TASK BRIEF —
Show every line of the records below that contains the word "设备能源管理系统".

DATA —
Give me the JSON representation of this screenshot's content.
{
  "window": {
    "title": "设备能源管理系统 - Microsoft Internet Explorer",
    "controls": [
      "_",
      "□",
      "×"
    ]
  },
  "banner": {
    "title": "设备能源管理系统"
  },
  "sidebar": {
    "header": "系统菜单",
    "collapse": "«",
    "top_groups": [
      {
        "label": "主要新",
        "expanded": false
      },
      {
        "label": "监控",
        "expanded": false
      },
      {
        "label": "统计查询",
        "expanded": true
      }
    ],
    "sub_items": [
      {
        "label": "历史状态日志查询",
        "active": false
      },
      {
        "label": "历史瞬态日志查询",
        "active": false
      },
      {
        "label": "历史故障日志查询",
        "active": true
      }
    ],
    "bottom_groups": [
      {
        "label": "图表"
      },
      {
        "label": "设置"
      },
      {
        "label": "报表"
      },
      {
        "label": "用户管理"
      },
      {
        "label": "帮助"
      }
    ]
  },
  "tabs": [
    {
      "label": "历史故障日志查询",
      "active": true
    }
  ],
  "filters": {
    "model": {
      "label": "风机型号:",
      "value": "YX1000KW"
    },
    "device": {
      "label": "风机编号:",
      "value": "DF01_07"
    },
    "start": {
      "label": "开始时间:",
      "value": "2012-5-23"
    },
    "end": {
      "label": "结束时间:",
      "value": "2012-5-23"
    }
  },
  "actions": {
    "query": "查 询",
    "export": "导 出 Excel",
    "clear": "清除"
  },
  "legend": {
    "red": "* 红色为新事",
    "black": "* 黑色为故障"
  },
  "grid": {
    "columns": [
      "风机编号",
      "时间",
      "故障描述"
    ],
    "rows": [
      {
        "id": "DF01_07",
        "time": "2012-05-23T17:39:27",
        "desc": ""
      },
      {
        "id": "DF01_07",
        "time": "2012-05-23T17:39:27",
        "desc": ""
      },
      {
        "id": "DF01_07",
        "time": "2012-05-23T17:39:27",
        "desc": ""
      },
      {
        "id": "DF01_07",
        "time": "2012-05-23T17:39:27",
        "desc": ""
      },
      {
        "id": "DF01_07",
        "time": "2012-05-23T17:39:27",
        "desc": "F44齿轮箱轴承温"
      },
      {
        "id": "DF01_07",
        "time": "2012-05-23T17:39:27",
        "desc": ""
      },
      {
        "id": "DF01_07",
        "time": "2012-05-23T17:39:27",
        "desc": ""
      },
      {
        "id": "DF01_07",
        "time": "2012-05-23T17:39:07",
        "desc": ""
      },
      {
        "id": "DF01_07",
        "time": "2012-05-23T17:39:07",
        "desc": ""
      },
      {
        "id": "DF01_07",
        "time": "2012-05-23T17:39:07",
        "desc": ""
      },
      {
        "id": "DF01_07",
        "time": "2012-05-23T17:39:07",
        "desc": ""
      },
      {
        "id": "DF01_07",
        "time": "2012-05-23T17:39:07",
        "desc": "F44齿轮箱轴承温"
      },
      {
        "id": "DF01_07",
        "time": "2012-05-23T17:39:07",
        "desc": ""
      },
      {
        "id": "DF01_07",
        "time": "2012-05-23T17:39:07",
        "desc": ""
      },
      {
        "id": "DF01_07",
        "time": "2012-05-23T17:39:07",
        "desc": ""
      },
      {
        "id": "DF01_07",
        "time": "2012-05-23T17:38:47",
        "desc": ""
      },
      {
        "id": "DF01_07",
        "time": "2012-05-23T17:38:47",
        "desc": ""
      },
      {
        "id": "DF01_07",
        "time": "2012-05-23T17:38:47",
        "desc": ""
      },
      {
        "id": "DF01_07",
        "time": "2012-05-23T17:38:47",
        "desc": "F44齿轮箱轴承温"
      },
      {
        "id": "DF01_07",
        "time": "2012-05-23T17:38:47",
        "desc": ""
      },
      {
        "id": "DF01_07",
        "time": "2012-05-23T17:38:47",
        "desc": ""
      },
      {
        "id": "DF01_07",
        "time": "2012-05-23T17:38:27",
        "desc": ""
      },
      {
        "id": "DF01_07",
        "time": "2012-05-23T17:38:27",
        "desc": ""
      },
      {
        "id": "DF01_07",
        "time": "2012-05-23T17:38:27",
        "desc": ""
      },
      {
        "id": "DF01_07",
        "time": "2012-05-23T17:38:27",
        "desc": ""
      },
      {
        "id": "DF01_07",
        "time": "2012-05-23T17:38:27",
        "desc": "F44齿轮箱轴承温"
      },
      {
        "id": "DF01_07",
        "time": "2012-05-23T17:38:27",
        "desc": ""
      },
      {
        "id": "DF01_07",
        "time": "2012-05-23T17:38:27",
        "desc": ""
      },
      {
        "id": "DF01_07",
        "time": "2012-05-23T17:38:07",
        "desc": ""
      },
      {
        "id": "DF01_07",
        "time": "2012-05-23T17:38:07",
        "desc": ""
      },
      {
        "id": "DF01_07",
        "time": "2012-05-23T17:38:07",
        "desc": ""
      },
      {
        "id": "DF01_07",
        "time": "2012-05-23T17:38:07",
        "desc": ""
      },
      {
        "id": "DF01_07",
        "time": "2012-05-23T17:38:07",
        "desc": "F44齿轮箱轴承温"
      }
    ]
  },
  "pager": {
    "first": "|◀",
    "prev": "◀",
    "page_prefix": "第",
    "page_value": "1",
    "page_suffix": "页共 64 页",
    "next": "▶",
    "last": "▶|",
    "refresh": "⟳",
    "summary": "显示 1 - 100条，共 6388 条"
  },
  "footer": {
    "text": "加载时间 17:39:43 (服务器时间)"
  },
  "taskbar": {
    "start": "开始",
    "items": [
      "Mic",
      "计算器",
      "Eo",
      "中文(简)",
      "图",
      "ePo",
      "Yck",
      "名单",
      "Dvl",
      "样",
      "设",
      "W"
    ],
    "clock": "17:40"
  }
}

EXERCISE RESULT —
    "title": "设备能源管理系统 - Microsoft Internet Explorer",
    "title": "设备能源管理系统"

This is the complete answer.